Pull out every line from the listing that has the word "Exchange".

####

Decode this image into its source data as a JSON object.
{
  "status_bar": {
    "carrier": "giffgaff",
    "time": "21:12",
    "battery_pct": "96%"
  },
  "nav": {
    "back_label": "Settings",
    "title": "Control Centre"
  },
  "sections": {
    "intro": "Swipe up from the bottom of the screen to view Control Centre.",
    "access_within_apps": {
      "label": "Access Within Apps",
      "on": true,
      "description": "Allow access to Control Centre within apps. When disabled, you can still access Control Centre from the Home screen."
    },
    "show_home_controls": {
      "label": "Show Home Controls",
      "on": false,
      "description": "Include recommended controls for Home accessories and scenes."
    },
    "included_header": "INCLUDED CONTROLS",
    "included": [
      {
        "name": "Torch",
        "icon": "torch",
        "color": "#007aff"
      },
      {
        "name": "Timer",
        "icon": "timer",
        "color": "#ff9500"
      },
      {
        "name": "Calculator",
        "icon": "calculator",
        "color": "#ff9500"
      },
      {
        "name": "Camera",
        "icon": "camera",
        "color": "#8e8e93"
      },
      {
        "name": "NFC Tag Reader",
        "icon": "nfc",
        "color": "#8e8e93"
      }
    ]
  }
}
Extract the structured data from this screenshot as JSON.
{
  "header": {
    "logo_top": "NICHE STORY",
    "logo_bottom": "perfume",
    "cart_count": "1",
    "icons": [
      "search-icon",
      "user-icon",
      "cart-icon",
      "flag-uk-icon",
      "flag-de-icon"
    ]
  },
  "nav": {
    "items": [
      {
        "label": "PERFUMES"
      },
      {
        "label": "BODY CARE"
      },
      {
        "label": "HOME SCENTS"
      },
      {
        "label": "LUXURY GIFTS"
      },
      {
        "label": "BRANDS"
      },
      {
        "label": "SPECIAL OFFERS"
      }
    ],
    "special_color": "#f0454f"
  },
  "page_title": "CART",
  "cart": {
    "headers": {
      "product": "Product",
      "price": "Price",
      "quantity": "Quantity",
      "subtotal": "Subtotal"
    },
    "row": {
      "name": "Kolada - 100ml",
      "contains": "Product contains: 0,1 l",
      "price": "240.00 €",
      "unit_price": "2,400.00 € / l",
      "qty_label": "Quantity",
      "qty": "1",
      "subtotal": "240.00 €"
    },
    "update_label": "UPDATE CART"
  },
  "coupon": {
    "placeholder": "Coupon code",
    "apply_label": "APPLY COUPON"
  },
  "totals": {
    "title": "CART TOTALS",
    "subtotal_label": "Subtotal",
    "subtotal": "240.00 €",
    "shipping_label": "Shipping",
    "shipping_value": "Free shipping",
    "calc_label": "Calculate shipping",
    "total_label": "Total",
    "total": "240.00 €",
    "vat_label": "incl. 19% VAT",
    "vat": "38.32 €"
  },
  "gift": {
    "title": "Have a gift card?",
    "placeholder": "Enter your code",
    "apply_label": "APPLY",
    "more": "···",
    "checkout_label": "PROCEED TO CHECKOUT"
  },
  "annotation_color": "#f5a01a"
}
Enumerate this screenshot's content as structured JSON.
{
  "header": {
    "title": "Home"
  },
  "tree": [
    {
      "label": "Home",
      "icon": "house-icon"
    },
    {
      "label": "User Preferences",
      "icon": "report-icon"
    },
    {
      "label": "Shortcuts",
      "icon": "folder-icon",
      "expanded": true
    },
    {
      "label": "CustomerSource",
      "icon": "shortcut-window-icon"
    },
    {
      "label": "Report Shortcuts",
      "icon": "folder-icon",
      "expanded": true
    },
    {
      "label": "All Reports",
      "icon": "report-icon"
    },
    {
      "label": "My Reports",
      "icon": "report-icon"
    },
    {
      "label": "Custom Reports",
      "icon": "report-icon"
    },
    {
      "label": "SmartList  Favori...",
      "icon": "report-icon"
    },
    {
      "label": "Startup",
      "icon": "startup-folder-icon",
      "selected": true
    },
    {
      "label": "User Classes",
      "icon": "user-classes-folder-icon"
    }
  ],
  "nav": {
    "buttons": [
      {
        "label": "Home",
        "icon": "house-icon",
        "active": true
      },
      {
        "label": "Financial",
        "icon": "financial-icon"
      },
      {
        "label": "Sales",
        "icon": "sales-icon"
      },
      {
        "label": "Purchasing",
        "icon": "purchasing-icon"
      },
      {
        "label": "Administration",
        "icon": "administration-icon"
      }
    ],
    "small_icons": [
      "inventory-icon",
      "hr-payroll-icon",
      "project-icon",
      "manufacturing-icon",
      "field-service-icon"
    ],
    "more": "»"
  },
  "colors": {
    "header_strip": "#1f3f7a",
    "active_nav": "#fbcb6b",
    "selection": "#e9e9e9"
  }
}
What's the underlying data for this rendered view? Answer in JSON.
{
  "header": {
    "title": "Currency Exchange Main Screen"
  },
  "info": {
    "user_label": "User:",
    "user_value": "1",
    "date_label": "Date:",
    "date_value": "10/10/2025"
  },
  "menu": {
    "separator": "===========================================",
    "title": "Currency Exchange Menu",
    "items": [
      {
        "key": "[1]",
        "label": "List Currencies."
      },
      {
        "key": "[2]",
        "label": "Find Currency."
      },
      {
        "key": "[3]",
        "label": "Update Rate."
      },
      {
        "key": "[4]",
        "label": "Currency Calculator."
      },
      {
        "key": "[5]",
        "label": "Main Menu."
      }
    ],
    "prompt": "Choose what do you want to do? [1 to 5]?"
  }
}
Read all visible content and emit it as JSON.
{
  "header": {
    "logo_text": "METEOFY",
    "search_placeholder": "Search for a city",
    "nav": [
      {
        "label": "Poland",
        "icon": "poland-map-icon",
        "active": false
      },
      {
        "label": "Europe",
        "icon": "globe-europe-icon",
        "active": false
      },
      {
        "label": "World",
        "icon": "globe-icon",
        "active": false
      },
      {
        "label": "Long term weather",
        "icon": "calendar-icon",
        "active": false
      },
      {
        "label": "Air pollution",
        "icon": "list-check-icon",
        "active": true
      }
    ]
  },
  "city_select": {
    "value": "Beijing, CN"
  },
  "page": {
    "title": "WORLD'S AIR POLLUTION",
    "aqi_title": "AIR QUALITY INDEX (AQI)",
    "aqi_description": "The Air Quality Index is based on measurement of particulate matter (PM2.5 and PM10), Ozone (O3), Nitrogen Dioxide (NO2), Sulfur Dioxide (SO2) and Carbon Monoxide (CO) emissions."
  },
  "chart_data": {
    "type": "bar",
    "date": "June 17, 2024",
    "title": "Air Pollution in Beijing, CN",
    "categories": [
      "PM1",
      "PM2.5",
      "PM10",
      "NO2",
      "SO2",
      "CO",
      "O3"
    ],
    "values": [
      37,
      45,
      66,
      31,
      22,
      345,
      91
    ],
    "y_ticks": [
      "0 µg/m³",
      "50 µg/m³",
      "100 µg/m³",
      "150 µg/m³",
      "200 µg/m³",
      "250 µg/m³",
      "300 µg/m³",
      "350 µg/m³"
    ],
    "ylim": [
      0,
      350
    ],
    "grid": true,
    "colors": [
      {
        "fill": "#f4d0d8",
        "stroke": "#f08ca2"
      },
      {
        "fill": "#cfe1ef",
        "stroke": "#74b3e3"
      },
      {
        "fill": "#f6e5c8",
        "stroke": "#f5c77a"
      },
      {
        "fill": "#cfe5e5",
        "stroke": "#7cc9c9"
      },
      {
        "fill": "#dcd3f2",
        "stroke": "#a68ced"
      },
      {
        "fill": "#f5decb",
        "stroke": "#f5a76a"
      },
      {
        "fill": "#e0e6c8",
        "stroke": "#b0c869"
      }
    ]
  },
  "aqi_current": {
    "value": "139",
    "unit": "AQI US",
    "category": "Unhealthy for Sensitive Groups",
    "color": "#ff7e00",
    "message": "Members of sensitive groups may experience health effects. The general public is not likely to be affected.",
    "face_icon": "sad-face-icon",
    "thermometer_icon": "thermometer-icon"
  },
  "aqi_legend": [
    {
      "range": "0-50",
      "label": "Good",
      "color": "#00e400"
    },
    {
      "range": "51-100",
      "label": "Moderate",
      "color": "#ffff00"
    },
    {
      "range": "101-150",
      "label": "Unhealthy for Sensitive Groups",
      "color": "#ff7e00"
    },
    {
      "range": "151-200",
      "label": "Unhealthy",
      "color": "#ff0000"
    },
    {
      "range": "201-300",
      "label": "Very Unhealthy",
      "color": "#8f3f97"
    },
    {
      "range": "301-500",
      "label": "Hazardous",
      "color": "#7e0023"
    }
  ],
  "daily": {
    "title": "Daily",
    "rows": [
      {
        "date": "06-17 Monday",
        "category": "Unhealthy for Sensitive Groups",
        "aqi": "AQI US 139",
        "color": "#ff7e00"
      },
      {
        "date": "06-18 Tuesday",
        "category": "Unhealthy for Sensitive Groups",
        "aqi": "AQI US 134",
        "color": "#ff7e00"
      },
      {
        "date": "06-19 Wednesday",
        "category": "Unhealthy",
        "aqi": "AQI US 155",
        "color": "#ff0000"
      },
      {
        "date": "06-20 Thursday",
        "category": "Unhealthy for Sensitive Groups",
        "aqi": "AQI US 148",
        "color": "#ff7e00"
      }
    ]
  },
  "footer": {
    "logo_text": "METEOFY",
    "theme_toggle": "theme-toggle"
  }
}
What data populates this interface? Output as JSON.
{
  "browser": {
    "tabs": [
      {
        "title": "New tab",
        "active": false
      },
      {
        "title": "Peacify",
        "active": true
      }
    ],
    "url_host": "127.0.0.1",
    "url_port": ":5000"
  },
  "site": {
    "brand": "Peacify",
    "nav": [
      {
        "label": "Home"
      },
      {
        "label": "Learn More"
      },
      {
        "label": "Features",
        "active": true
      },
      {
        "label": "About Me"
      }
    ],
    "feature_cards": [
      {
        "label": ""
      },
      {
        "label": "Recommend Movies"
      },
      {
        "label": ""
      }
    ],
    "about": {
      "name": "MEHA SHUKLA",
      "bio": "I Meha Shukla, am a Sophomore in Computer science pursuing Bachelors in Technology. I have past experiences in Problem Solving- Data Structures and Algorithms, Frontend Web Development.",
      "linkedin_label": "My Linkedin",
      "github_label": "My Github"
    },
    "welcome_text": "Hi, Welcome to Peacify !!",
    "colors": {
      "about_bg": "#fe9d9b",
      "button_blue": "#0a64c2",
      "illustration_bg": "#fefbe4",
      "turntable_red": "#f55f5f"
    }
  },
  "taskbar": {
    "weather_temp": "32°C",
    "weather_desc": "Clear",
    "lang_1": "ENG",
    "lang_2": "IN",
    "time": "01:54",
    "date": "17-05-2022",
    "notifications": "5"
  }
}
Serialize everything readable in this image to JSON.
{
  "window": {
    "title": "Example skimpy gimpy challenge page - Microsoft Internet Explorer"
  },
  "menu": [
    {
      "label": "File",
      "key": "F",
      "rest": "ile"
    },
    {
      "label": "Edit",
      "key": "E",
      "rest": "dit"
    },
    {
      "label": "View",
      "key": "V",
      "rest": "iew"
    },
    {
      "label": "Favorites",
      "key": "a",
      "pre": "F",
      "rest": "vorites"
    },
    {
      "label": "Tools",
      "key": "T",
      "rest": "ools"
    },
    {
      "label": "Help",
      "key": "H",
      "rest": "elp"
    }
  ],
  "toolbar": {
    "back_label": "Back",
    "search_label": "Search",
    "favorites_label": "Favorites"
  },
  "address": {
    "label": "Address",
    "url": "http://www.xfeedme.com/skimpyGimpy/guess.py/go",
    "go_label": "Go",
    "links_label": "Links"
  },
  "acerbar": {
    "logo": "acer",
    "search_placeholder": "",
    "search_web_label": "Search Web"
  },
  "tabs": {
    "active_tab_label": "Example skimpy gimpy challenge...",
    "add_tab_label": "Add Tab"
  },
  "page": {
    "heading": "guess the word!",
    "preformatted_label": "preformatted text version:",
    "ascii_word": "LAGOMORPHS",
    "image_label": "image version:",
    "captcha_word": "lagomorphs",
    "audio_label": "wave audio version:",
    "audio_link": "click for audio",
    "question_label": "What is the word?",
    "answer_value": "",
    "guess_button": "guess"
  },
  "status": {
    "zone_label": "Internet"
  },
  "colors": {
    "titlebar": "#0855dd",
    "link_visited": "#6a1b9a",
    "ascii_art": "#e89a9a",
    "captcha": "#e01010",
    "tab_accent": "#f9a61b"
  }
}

####

▶ _Answer to the task_
    "title": "Currency Exchange Main Screen"
    "title": "Currency Exchange Menu",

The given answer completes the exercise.